_WRITTEN TASK_: Examine the entries and show every line in which the word "图象行列" is found.

++++++++

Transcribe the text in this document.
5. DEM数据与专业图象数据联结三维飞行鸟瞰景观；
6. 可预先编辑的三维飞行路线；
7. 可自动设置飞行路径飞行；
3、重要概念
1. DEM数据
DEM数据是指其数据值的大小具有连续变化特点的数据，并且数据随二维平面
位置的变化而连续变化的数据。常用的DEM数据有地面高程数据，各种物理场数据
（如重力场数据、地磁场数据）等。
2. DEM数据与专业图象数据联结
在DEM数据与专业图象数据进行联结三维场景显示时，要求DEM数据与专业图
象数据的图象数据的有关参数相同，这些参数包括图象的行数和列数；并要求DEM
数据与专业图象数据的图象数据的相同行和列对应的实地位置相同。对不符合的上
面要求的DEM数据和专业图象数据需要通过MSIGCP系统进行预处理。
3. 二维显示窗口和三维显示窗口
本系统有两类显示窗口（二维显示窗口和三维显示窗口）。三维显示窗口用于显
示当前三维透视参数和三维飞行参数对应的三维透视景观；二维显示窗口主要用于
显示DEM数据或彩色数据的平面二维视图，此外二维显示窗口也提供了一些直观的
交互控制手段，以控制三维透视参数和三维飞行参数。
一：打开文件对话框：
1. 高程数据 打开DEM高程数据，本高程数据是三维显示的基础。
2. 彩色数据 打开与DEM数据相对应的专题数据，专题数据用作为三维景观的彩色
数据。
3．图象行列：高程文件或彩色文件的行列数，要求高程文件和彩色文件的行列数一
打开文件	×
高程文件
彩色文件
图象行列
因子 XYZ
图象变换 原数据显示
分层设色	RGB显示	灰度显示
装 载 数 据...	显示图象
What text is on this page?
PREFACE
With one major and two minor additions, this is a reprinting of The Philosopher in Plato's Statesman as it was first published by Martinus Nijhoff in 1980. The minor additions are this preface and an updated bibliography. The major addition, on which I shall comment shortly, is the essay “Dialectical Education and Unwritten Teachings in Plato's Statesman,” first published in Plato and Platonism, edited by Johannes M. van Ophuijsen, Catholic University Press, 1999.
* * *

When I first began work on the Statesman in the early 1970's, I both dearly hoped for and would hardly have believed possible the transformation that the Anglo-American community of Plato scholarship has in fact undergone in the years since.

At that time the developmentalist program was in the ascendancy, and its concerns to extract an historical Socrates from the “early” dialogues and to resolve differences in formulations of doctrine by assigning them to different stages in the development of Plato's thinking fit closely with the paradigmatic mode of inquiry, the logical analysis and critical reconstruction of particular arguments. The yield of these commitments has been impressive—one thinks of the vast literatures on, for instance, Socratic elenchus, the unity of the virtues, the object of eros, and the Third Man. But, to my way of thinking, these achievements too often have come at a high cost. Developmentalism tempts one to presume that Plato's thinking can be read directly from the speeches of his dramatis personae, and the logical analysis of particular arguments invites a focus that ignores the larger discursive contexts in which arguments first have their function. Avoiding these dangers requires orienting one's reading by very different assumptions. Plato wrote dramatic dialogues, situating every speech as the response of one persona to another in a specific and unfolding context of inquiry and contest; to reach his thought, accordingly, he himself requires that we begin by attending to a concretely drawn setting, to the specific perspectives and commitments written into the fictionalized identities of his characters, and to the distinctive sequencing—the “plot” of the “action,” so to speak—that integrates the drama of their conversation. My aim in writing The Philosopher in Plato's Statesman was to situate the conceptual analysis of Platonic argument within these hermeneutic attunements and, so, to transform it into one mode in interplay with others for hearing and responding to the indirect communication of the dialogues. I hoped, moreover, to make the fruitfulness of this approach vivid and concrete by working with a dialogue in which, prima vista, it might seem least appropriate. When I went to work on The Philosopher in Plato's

++++++++

_CORRECT OUTPUT_:
3．图象行列：高程文件或彩色文件的行列数，要求高程文件和彩色文件的行列数一
图象行列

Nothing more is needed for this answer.